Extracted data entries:
::::
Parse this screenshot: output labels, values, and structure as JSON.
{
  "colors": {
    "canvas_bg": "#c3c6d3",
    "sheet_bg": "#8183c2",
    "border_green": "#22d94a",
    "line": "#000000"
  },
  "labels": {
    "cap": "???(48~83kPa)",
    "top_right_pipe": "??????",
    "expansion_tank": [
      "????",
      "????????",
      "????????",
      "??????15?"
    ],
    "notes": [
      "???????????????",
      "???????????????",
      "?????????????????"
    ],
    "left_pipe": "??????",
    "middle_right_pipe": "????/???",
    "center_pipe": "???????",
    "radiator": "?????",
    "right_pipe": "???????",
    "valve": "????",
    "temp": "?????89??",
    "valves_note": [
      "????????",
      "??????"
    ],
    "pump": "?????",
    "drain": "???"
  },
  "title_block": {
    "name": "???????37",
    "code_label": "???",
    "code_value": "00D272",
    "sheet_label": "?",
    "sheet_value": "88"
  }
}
::::
STATED TASK. Hand back the material above in full, exactly as written.

COMPLETE RESPONSE.
Parse this screenshot: output labels, values, and structure as JSON.
{
  "colors": {
    "canvas_bg": "#c3c6d3",
    "sheet_bg": "#8183c2",
    "border_green": "#22d94a",
    "line": "#000000"
  },
  "labels": {
    "cap": "???(48~83kPa)",
    "top_right_pipe": "??????",
    "expansion_tank": [
      "????",
      "????????",
      "????????",
      "??????15?"
    ],
    "notes": [
      "???????????????",
      "???????????????",
      "?????????????????"
    ],
    "left_pipe": "??????",
    "middle_right_pipe": "????/???",
    "center_pipe": "???????",
    "radiator": "?????",
    "right_pipe": "???????",
    "valve": "????",
    "temp": "?????89??",
    "valves_note": [
      "????????",
      "??????"
    ],
    "pump": "?????",
    "drain": "???"
  },
  "title_block": {
    "name": "???????37",
    "code_label": "???",
    "code_value": "00D272",
    "sheet_label": "?",
    "sheet_value": "88"
  }
}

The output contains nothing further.